▸ TASK BRIEF
Return each line of the data below verbatim; pictures are to be left out.

▸ DATA RECORDS
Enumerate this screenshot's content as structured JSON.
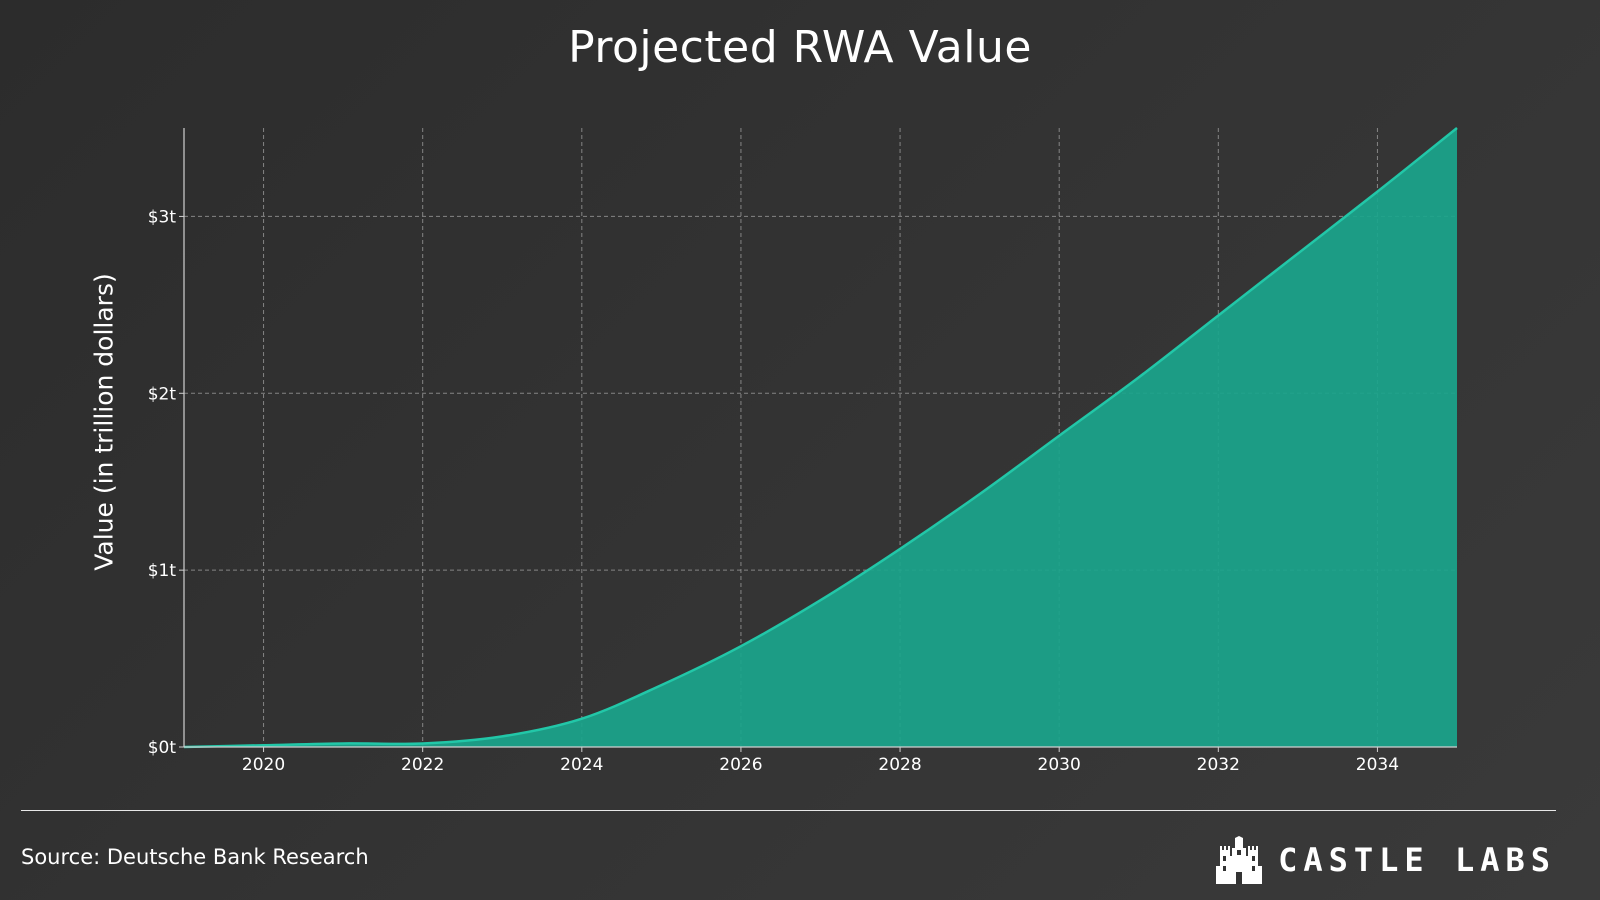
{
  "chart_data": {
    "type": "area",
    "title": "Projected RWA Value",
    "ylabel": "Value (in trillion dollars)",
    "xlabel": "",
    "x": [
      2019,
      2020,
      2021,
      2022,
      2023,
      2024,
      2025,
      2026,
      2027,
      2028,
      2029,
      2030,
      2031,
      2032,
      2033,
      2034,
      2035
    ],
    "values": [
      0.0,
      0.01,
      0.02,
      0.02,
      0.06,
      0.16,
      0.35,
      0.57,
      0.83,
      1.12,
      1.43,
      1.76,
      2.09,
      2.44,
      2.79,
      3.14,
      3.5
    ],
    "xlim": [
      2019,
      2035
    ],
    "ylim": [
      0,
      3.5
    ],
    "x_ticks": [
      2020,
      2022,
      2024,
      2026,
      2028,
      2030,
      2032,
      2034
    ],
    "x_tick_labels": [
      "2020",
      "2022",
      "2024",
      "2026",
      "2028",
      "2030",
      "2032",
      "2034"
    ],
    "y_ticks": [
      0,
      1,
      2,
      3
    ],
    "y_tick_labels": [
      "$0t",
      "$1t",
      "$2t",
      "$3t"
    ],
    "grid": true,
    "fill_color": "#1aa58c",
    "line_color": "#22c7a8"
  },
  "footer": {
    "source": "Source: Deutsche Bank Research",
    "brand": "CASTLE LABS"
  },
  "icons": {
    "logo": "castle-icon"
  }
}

▸ TASK SOLUTION
Enumerate this screenshot's content as structured JSON.
{
  "chart_data": {
    "type": "area",
    "title": "Projected RWA Value",
    "ylabel": "Value (in trillion dollars)",
    "xlabel": "",
    "x": [
      2019,
      2020,
      2021,
      2022,
      2023,
      2024,
      2025,
      2026,
      2027,
      2028,
      2029,
      2030,
      2031,
      2032,
      2033,
      2034,
      2035
    ],
    "values": [
      0.0,
      0.01,
      0.02,
      0.02,
      0.06,
      0.16,
      0.35,
      0.57,
      0.83,
      1.12,
      1.43,
      1.76,
      2.09,
      2.44,
      2.79,
      3.14,
      3.5
    ],
    "xlim": [
      2019,
      2035
    ],
    "ylim": [
      0,
      3.5
    ],
    "x_ticks": [
      2020,
      2022,
      2024,
      2026,
      2028,
      2030,
      2032,
      2034
    ],
    "x_tick_labels": [
      "2020",
      "2022",
      "2024",
      "2026",
      "2028",
      "2030",
      "2032",
      "2034"
    ],
    "y_ticks": [
      0,
      1,
      2,
      3
    ],
    "y_tick_labels": [
      "$0t",
      "$1t",
      "$2t",
      "$3t"
    ],
    "grid": true,
    "fill_color": "#1aa58c",
    "line_color": "#22c7a8"
  },
  "footer": {
    "source": "Source: Deutsche Bank Research",
    "brand": "CASTLE LABS"
  },
  "icons": {
    "logo": "castle-icon"
  }
}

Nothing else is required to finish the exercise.